● Exercise description: Copy each line below that contains "Energía".

------------------------------------------------

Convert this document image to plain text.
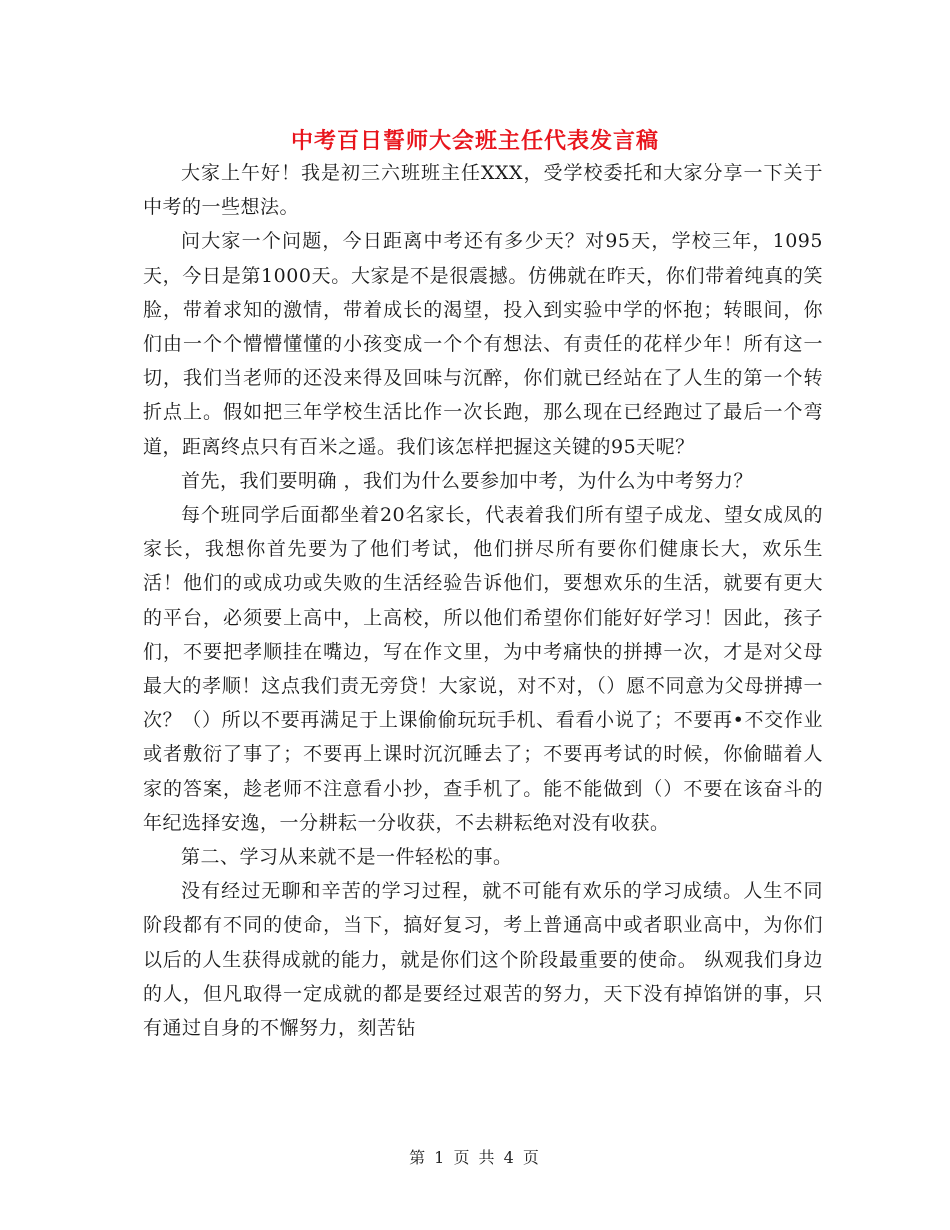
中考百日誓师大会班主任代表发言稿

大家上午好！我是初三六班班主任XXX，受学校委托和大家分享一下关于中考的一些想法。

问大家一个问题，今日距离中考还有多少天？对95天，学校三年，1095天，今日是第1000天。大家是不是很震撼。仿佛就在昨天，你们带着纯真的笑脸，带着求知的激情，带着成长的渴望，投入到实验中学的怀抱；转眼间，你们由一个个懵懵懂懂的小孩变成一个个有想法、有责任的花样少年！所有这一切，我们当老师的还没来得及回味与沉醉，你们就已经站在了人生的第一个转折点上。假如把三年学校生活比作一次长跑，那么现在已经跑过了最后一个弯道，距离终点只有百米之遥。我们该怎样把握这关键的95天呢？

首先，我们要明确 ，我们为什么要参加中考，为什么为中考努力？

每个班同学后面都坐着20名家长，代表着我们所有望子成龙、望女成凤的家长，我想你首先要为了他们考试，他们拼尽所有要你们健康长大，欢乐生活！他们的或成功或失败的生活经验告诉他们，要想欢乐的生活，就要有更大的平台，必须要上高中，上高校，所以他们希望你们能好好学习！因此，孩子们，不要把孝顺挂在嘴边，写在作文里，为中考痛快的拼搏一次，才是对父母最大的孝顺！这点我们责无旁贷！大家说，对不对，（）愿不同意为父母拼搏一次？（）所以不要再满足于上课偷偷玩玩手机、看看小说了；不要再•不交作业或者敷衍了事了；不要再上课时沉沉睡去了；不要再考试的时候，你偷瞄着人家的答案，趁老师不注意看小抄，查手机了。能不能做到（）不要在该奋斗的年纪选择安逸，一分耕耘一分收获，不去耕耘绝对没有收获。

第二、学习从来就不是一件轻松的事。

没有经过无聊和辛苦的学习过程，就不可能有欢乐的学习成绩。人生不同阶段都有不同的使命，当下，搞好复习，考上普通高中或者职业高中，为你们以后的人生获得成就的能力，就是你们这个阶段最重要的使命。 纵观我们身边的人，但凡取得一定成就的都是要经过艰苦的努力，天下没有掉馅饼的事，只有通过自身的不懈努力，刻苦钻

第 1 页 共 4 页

------------------------------------------------

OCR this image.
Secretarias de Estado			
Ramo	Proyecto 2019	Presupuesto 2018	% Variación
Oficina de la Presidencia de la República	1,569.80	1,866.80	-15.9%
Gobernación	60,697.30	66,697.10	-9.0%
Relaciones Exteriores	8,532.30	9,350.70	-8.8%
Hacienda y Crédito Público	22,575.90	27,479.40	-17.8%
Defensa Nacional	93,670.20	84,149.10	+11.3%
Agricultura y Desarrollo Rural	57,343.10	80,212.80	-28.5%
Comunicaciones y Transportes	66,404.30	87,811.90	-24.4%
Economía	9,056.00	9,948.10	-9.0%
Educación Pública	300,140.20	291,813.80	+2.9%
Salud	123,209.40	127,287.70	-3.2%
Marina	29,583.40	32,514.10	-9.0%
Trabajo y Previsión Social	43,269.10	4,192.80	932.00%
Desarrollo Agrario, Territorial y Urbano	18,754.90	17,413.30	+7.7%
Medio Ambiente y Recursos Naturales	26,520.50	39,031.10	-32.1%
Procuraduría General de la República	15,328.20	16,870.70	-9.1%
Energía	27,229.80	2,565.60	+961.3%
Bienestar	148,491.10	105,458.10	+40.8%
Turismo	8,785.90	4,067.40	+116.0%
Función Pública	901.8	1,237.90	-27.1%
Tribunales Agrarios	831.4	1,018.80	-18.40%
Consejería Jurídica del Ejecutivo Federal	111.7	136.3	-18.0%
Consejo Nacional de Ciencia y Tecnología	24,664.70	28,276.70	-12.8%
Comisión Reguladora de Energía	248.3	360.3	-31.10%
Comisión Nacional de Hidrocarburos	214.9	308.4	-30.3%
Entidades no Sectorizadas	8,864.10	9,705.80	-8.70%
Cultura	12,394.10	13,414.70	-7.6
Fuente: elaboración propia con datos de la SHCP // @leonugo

------------------------------------------------

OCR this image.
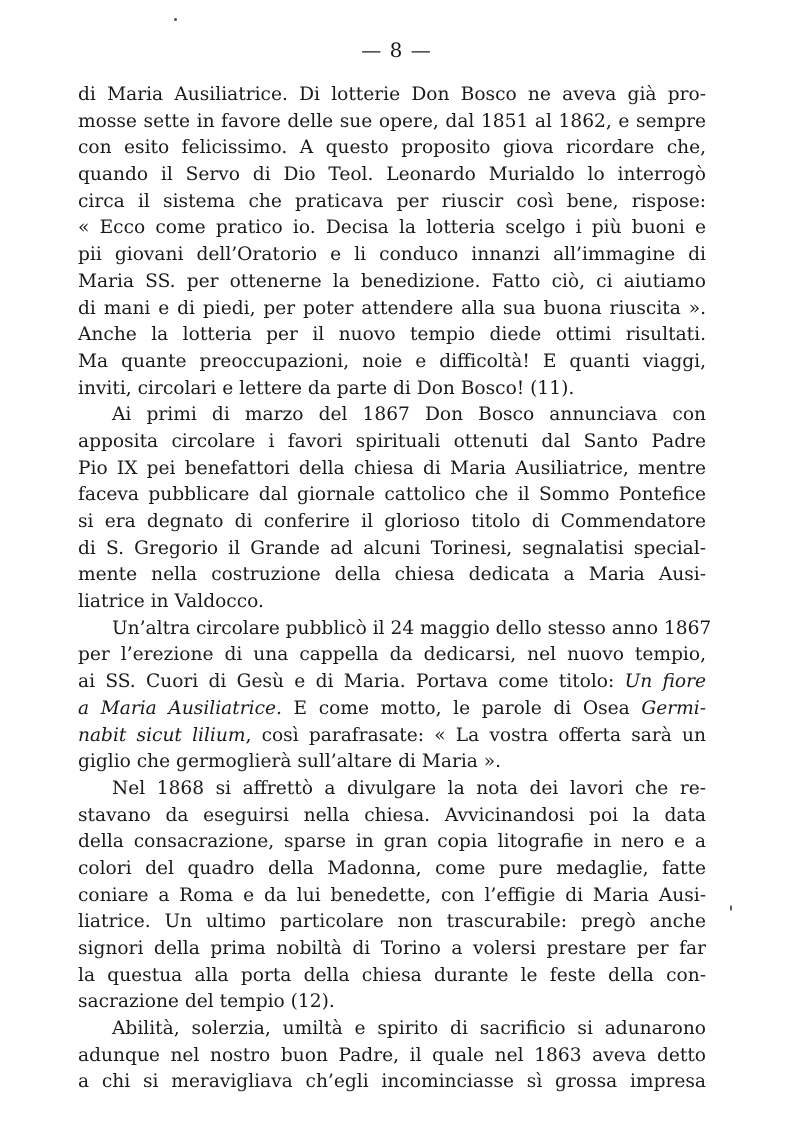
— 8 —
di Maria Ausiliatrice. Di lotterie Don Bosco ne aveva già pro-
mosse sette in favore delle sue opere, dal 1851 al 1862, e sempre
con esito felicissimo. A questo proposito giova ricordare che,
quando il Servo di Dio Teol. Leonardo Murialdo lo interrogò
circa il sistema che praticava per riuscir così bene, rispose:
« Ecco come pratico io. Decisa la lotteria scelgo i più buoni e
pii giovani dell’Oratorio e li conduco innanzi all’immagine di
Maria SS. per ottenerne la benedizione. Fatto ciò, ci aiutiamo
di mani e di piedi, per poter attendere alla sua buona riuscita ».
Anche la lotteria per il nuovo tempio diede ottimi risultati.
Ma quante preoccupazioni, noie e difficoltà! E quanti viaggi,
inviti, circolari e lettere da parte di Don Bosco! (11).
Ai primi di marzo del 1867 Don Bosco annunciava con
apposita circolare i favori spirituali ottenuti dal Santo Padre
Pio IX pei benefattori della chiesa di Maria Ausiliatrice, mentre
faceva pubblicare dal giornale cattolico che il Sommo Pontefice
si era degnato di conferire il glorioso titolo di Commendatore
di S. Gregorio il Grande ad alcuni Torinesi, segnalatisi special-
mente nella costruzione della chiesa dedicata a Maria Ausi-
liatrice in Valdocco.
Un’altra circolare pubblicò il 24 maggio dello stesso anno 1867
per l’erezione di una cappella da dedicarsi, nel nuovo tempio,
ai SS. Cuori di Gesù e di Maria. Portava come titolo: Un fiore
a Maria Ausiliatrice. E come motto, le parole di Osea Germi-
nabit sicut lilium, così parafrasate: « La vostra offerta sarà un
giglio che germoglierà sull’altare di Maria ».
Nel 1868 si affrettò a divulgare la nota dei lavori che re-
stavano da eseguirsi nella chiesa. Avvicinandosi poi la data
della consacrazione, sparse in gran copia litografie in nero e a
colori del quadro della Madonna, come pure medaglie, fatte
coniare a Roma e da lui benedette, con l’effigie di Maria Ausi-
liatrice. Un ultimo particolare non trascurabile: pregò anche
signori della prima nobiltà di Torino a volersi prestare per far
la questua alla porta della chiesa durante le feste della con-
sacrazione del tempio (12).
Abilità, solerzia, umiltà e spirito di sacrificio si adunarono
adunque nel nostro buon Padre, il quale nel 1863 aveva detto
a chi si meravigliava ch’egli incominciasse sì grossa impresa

------------------------------------------------

● Solution below:
Energía	27,229.80	2,565.60	+961.3%
Comisión Reguladora de Energía	248.3	360.3	-31.10%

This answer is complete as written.